* [Task brief] Quote all entries exactly, leaving pictures aside.

— START —

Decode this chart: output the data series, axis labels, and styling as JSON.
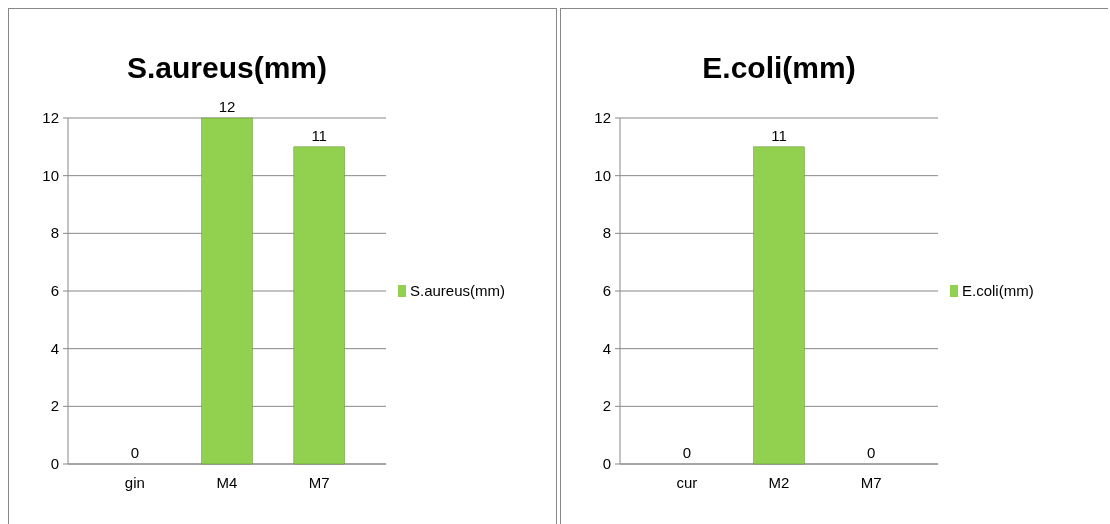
{
  "chart_data": [
    {
      "type": "bar",
      "title": "S.aureus(mm)",
      "categories": [
        "gin",
        "M4",
        "M7"
      ],
      "series": [
        {
          "name": "S.aureus(mm)",
          "color": "#92d050",
          "values": [
            0,
            12,
            11
          ]
        }
      ],
      "ylim": [
        0,
        12
      ],
      "yticks": [
        0,
        2,
        4,
        6,
        8,
        10,
        12
      ],
      "grid": "y",
      "legend": "right",
      "data_labels": true
    },
    {
      "type": "bar",
      "title": "E.coli(mm)",
      "categories": [
        "cur",
        "M2",
        "M7"
      ],
      "series": [
        {
          "name": "E.coli(mm)",
          "color": "#92d050",
          "values": [
            0,
            11,
            0
          ]
        }
      ],
      "ylim": [
        0,
        12
      ],
      "yticks": [
        0,
        2,
        4,
        6,
        8,
        10,
        12
      ],
      "grid": "y",
      "legend": "right",
      "data_labels": true
    }
  ]
}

— END —

* [Result for this exercise]
Decode this chart: output the data series, axis labels, and styling as JSON.
{
  "chart_data": [
    {
      "type": "bar",
      "title": "S.aureus(mm)",
      "categories": [
        "gin",
        "M4",
        "M7"
      ],
      "series": [
        {
          "name": "S.aureus(mm)",
          "color": "#92d050",
          "values": [
            0,
            12,
            11
          ]
        }
      ],
      "ylim": [
        0,
        12
      ],
      "yticks": [
        0,
        2,
        4,
        6,
        8,
        10,
        12
      ],
      "grid": "y",
      "legend": "right",
      "data_labels": true
    },
    {
      "type": "bar",
      "title": "E.coli(mm)",
      "categories": [
        "cur",
        "M2",
        "M7"
      ],
      "series": [
        {
          "name": "E.coli(mm)",
          "color": "#92d050",
          "values": [
            0,
            11,
            0
          ]
        }
      ],
      "ylim": [
        0,
        12
      ],
      "yticks": [
        0,
        2,
        4,
        6,
        8,
        10,
        12
      ],
      "grid": "y",
      "legend": "right",
      "data_labels": true
    }
  ]
}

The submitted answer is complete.